The four basketballs being held by the girls seated in the front row are labeled, from left to right, “County Champs 1934,” “District Champs 1935,” “County Champs 1936,” and County Champs 1935.”

Kizer school, circa 1910, Part 2 of 2

Last Monday’s post (11/5/07) showed a “Souvenir” from the Kizer school about 1910.  Here is a picture of the Kizer school, its teacher and students from about the same time:


Note the two people sitting in the windows on the right side of the building.

Below is a list of the names of some of the persons in the picture.  The list has apparently been cropped on the right side.  I don’t know who made this list.  It is definitely not the handwriting of my father, Frank M. Cochran, Jr., who organized much of the material, other than public records, that will be found on this website.


For easier reading:

In Door:

Katie Barnett with Bardon in her arms, Eddie Barker, Eureka Cochran

Top row:

Mr. Baker (teacher), Hozzie Waller

Second Row from top:

Blanchard Vaughan, Edie (?) King, Fairy King, Paul Collins, Frank Cochran, Luther Vaughan, Valma Cochran

Third Row from top:

Clarence Thomas, Ida Mae Pockrus, Allen Collins, Ellis Collins, Willis Cochran, Bryan Cochran, Grady Barker, unknown, Jessie Ray Cochran, Maud King, unknown, Corrie Pockrus

Fourth Row (next-to-bottom) from top:

Odessa Waller, Chloe Lyons, unknown, Zula Mae Collins, Ruth Vaughan, Gertrude Barker, Evie Waller, unknown, Roy Waller, Clifford King, Judson Thomas, Verlie Lyons, unknown

Fifth (Bottom) Row:

Jimmy Cochran, Paul Barnett, Harvey Thomas, Maudie Pockrus, unknown, unknown, Tillman Collins, Willie Dell Vaughan, unknown, Glen McDonald, [Lyons or King?], [? Collins], unknown

Cochran Hardware

Sometime in the early 1920’s (probably 1924), Frank Cochran, Sr., resigned his position at Holland Hardware Co. (see the post from October 8, 2007) and decided to go into business for himself.  The following photo shows “Frank M. Cochran Hardware Co.” as it looked about 1928 or 1929.  And, yes, for those of you who are wondering, the boy on the horse is, indeed, Frank M. Cochran, Jr.  A close look at the right-side window pane reveals a gentleman standing inside the building wearing a white or light-colored shirt and a tie.


The following slightly out-of-focus photo shows Cochran Hardware Co. as it appeared during World War II.


The sign on the front says “International Harvester Farm Equipment” and “Cochran Hardware Company.”  The two people standing beside the yellow truck are probably Frank Cochran, Sr., and Edith Cochran, a distant relative who worked for him for slightly more than ten years.  The spot in the upper left quadrant of the picture is simply deterioration of the original slide film photo.  The poster just to the right of the blue car is probably some sort of patriotic exhortation, i.e., urging the purchase of war bonds or something similar.  Note that, even though this photograph is taken approximately fifteen years after the first photograph, the street is still unpaved.

= = = = = = =

DIRECTION 1: Extract, word for word, the part of the records that opens with their first line and closes with the line containing "- detail-text: kegj: [276, 431, 299, 445]", including both ends.
The records have nothing to do with the text about the Kizer school and Cochran Hardware.

= = = = = = =

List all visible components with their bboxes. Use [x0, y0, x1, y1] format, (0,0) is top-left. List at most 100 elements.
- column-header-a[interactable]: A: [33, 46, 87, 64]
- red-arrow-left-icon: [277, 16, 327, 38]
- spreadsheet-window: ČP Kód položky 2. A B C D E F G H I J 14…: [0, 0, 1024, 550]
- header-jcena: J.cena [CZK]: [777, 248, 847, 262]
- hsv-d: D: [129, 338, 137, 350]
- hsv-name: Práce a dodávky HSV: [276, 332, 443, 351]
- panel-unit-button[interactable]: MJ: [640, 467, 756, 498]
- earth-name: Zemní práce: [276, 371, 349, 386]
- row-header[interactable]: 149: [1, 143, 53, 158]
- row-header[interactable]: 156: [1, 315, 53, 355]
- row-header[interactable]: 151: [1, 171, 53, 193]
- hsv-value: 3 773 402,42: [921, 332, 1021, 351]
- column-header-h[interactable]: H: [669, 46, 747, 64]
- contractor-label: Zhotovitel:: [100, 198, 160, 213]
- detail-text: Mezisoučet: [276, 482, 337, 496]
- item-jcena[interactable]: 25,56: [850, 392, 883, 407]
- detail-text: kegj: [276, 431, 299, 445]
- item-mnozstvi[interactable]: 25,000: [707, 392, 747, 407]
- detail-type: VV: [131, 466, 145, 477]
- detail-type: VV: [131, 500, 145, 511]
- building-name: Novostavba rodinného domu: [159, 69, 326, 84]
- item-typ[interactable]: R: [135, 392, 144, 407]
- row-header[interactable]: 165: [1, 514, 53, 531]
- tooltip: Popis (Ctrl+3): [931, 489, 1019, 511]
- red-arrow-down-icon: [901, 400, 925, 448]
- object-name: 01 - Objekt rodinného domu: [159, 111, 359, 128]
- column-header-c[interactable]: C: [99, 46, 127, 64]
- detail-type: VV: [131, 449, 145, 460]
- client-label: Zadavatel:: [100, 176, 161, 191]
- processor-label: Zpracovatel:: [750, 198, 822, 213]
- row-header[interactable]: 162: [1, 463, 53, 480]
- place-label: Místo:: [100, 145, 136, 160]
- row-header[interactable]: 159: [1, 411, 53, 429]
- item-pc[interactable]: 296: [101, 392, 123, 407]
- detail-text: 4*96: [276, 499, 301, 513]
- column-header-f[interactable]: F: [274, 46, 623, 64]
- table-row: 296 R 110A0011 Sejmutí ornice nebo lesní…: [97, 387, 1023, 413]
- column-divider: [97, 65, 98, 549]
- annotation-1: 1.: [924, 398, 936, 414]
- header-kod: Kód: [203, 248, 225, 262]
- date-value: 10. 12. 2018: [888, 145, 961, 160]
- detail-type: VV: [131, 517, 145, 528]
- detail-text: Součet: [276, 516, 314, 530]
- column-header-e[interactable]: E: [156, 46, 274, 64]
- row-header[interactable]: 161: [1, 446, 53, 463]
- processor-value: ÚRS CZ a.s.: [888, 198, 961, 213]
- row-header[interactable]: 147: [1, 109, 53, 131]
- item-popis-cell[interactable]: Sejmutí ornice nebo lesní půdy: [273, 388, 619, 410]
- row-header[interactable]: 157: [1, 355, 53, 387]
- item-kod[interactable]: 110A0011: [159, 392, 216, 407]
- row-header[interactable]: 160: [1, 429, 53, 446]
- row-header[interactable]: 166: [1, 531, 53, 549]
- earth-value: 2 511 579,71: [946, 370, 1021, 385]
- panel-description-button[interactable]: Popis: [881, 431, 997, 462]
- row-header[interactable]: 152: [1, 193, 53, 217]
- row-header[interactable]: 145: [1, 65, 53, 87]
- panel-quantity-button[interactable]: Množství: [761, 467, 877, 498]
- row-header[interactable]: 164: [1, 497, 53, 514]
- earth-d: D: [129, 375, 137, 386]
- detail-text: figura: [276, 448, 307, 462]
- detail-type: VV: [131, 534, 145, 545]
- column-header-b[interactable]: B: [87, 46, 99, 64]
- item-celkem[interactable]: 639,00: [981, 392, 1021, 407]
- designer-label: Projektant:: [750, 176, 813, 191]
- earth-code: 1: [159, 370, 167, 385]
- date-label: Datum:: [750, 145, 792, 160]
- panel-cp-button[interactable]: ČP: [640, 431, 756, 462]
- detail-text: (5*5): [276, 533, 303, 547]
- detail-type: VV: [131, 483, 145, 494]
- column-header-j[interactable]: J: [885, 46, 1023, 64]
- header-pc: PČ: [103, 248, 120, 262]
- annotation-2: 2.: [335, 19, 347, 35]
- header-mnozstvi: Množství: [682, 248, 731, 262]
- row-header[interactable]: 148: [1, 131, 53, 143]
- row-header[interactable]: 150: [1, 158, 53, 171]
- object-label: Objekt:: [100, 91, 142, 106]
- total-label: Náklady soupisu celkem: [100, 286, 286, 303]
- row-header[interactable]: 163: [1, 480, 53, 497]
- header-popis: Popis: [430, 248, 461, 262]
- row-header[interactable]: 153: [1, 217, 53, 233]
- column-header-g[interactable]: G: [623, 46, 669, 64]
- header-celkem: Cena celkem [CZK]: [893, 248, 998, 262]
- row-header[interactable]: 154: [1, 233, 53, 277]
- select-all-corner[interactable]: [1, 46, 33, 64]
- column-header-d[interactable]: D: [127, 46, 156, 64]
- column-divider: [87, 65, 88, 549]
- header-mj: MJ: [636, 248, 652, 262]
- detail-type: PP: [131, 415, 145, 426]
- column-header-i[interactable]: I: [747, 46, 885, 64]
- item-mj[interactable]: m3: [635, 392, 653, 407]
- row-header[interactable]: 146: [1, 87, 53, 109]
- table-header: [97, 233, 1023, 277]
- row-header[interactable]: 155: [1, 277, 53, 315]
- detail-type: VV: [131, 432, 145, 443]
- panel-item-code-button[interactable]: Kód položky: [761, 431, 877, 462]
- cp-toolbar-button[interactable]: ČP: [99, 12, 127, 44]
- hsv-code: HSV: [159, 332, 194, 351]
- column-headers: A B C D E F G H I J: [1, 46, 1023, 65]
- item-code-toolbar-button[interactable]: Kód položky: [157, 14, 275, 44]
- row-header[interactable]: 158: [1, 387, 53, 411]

= = = = = = =

DIRECTION 2: Please rewrite the part of the text about the Kizer school and Cochran Hardware that opens with the words containing "Jimmy Cochran, Paul" and closes with "World War II.", putting "pony" in place of "horse".

COMPLETE ANSWER 1:
List all visible components with their bboxes. Use [x0, y0, x1, y1] format, (0,0) is top-left. List at most 100 elements.
- column-header-a[interactable]: A: [33, 46, 87, 64]
- red-arrow-left-icon: [277, 16, 327, 38]
- spreadsheet-window: ČP Kód položky 2. A B C D E F G H I J 14…: [0, 0, 1024, 550]
- header-jcena: J.cena [CZK]: [777, 248, 847, 262]
- hsv-d: D: [129, 338, 137, 350]
- hsv-name: Práce a dodávky HSV: [276, 332, 443, 351]
- panel-unit-button[interactable]: MJ: [640, 467, 756, 498]
- earth-name: Zemní práce: [276, 371, 349, 386]
- row-header[interactable]: 149: [1, 143, 53, 158]
- row-header[interactable]: 156: [1, 315, 53, 355]
- row-header[interactable]: 151: [1, 171, 53, 193]
- hsv-value: 3 773 402,42: [921, 332, 1021, 351]
- column-header-h[interactable]: H: [669, 46, 747, 64]
- contractor-label: Zhotovitel:: [100, 198, 160, 213]
- detail-text: Mezisoučet: [276, 482, 337, 496]
- item-jcena[interactable]: 25,56: [850, 392, 883, 407]
- detail-text: kegj: [276, 431, 299, 445]

COMPLETE ANSWER 2:
Jimmy Cochran, Paul Barnett, Harvey Thomas, Maudie Pockrus, unknown, unknown, Tillman Collins, Willie Dell Vaughan, unknown, Glen McDonald, [Lyons or King?], [? Collins], unknown

Cochran Hardware

Sometime in the early 1920’s (probably 1924), Frank Cochran, Sr., resigned his position at Holland Hardware Co. (see the post from October 8, 2007) and decided to go into business for himself.  The following photo shows “Frank M. Cochran Hardware Co.” as it looked about 1928 or 1929.  And, yes, for those of you who are wondering, the boy on the pony is, indeed, Frank M. Cochran, Jr.  A close look at the right-side window pane reveals a gentleman standing inside the building wearing a white or light-colored shirt and a tie.


The following slightly out-of-focus photo shows Cochran Hardware Co. as it appeared during World War II.